- Short exercise -
In the data that follows, count every line holding the string "title" and give the count alone.

- Extracted information -

--

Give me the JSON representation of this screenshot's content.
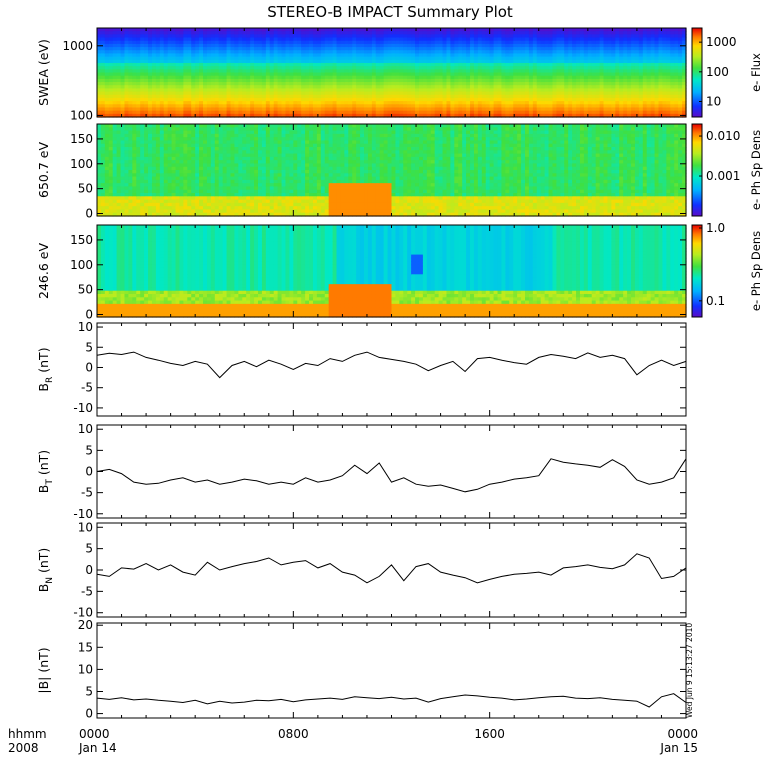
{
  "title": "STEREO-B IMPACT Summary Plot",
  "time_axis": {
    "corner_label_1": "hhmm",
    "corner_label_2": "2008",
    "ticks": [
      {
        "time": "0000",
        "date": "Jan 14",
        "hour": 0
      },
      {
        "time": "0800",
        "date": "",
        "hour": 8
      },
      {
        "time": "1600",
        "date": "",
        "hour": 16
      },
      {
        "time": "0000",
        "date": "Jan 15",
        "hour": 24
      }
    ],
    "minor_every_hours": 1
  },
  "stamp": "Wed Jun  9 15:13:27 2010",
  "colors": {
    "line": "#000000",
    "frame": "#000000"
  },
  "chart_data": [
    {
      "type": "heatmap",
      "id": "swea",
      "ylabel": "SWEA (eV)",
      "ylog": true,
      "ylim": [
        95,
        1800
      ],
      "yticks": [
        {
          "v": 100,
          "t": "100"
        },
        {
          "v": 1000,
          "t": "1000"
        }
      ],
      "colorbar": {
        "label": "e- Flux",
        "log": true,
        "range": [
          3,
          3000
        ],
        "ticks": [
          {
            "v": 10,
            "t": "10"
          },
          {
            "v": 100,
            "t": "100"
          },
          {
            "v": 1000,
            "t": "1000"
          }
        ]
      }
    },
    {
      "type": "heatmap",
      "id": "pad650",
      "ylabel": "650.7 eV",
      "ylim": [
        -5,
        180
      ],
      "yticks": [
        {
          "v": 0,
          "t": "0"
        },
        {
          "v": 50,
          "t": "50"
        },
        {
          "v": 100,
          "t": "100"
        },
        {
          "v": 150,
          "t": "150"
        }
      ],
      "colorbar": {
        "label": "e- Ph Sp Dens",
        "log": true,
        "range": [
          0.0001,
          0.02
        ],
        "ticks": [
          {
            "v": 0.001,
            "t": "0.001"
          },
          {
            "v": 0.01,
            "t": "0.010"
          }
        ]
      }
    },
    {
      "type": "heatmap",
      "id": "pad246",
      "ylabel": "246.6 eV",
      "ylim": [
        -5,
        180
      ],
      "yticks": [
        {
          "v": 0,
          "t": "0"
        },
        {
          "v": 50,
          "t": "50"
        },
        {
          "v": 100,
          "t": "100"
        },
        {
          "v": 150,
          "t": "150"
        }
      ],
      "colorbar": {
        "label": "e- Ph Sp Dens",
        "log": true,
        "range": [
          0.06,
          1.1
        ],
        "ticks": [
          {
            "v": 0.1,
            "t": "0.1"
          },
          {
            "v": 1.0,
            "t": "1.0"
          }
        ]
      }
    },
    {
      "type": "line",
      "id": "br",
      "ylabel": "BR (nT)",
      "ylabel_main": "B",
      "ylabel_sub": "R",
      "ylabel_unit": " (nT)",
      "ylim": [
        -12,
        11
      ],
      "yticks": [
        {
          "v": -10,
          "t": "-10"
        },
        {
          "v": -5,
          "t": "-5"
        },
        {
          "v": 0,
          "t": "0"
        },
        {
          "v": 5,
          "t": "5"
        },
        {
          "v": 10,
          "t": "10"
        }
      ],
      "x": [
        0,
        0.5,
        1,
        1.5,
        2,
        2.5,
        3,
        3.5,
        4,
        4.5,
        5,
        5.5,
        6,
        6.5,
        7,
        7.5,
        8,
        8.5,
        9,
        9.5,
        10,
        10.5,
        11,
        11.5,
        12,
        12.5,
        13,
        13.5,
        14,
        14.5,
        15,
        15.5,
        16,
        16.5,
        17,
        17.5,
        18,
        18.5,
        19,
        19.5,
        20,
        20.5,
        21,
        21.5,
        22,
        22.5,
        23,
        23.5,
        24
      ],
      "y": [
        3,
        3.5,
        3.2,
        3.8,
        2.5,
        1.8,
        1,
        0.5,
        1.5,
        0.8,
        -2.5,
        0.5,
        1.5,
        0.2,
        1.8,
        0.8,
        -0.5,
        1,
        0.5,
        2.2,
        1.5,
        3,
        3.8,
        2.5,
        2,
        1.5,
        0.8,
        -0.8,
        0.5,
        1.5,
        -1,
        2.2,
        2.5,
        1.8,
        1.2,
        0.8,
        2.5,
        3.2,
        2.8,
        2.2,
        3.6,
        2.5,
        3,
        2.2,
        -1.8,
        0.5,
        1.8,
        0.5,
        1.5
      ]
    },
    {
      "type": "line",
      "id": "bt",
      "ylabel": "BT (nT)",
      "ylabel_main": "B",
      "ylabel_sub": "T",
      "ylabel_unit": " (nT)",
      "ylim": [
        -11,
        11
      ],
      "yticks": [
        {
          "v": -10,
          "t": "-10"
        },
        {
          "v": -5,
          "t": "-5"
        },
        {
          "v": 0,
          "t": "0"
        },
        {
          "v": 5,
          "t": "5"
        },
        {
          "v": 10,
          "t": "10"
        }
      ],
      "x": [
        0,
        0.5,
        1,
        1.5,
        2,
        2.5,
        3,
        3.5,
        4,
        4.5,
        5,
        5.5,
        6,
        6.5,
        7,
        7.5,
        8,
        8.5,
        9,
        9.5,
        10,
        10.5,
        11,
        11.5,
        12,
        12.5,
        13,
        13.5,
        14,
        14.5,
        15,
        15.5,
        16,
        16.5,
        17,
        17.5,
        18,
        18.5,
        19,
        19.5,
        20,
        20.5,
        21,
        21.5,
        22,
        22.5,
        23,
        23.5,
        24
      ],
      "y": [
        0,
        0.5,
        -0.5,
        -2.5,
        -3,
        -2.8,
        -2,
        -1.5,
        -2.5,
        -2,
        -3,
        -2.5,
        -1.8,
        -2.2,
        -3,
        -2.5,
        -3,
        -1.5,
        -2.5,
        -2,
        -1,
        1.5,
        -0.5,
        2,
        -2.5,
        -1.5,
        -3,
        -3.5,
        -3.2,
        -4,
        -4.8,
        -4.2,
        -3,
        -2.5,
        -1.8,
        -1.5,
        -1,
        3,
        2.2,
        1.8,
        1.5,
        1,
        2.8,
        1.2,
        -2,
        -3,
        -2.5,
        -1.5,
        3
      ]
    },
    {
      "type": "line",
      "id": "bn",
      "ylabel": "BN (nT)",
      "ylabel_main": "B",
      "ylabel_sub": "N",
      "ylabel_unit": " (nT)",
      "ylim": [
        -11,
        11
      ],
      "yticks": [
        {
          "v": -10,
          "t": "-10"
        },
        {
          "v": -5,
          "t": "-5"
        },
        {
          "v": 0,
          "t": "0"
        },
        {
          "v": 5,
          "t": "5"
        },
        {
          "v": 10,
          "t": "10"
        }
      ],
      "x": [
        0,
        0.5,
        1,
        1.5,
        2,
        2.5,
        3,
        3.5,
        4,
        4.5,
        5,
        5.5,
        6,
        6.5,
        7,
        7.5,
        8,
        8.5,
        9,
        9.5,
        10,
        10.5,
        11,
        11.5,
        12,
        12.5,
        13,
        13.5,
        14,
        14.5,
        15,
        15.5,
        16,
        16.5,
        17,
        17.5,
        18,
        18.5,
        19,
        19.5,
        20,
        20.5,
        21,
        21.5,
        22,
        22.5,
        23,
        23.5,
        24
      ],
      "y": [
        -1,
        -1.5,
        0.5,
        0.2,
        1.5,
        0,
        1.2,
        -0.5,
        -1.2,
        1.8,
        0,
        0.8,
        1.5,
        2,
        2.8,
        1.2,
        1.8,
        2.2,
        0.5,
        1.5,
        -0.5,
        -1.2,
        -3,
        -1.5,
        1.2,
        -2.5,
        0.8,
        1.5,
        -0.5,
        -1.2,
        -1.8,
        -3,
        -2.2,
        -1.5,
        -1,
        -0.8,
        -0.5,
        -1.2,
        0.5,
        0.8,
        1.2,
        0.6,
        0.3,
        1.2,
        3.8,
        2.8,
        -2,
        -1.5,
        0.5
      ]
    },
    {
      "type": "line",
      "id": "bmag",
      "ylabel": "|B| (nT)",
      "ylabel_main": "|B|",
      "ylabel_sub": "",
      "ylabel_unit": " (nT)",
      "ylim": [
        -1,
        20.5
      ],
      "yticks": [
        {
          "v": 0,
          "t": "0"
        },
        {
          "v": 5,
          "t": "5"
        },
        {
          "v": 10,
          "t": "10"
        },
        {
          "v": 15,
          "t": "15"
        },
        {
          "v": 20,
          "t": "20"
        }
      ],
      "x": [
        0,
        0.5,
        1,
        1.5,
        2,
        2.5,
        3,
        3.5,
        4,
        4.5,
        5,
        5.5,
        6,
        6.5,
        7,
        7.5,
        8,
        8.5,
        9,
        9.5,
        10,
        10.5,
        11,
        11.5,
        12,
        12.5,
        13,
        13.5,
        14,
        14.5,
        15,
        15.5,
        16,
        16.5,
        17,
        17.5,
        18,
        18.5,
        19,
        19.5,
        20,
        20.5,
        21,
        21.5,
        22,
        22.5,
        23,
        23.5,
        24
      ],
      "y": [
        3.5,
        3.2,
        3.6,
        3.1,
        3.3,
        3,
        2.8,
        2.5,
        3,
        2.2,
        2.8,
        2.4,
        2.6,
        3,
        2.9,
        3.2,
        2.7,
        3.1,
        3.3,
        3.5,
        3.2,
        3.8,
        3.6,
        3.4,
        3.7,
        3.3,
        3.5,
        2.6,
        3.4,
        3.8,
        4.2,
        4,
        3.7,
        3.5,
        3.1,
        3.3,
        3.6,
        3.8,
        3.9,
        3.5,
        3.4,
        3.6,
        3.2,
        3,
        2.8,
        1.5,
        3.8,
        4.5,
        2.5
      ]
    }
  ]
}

--

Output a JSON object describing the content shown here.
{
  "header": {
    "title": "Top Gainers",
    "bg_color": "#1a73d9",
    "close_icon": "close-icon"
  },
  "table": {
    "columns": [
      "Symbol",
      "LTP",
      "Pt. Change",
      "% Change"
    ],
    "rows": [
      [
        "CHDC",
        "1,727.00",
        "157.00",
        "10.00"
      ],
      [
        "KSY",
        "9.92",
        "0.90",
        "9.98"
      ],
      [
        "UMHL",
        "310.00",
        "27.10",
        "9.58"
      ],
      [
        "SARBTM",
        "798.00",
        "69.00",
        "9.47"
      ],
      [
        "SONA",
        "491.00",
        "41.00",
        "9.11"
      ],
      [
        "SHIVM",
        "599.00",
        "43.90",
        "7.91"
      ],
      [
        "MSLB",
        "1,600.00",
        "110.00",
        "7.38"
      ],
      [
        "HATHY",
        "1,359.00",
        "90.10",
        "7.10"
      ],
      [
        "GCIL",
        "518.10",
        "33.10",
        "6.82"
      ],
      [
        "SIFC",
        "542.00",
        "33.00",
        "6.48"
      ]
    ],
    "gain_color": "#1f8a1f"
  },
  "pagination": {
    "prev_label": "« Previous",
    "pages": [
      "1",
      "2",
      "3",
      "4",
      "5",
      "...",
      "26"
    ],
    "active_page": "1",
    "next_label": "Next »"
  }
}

--

- Response to this task -
2